▶ [THE TASK]:
Find the lines below that contain the string "Hello". Copy each one.

# Start of EXERCISE DATA

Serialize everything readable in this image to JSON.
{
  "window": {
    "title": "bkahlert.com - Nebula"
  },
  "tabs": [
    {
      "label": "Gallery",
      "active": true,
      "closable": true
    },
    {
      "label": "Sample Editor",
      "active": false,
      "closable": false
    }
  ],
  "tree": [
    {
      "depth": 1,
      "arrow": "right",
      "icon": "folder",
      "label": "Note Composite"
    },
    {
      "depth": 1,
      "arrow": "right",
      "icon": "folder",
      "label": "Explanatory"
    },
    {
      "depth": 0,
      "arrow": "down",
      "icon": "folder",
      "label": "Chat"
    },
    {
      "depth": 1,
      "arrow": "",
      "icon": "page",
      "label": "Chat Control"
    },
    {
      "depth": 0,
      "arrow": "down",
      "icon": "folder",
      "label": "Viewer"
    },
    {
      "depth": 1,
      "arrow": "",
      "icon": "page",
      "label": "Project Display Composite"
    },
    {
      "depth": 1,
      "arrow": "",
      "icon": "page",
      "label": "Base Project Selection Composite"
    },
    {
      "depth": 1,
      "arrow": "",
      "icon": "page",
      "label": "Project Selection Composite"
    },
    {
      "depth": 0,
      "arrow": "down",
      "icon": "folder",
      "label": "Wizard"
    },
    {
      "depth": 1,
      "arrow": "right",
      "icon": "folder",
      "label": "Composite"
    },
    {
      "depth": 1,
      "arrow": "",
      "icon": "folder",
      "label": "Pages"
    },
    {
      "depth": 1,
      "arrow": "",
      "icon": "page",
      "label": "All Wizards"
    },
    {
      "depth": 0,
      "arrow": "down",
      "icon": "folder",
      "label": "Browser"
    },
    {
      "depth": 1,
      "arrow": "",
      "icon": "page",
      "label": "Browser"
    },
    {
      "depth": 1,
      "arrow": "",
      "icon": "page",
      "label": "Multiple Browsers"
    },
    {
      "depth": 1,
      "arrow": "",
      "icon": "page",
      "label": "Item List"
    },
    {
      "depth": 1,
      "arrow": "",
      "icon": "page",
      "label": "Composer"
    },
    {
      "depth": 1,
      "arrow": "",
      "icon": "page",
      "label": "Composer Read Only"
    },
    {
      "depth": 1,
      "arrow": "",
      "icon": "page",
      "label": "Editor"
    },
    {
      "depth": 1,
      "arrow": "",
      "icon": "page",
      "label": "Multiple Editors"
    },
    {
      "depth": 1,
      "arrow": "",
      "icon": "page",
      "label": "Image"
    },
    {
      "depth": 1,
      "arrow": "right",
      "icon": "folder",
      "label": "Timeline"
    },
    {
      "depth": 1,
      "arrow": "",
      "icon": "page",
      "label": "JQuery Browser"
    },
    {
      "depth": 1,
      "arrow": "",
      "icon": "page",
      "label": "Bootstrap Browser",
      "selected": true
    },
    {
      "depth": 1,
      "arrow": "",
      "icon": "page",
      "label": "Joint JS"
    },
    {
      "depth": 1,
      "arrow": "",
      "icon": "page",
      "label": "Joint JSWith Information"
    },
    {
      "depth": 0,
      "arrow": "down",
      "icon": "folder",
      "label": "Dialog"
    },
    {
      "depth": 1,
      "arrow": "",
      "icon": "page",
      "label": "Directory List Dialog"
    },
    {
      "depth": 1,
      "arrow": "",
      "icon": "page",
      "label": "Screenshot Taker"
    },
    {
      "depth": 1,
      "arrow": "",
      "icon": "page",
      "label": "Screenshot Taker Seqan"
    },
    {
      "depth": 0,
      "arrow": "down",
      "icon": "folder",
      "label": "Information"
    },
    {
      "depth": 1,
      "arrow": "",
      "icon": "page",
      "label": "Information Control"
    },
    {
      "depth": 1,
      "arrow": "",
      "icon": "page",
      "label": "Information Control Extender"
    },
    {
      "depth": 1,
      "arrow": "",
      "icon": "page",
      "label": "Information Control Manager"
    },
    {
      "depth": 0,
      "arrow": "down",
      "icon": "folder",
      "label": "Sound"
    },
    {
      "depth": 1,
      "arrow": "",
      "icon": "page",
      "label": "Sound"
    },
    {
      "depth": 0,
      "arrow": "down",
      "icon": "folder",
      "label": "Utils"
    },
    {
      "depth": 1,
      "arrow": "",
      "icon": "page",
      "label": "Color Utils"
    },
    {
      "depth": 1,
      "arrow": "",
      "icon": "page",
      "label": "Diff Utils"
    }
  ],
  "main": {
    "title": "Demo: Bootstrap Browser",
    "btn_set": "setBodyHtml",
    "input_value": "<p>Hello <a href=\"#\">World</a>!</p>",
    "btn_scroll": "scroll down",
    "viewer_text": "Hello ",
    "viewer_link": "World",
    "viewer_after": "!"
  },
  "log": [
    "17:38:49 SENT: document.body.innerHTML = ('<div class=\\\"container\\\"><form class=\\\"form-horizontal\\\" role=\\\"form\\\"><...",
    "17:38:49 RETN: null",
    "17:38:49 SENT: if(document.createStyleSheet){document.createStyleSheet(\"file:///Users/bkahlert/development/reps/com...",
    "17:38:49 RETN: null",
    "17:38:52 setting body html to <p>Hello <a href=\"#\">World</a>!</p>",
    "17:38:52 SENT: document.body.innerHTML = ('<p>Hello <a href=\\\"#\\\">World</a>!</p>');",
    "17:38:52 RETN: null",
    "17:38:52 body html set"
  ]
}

# End of EXERCISE DATA

▶ [TASK RESPONSE]:
    "input_value": "<p>Hello <a href=\"#\">World</a>!</p>",
    "viewer_text": "Hello ",
    "17:38:52 setting body html to <p>Hello <a href=\"#\">World</a>!</p>",
    "17:38:52 SENT: document.body.innerHTML = ('<p>Hello <a href=\\\"#\\\">World</a>!</p>');",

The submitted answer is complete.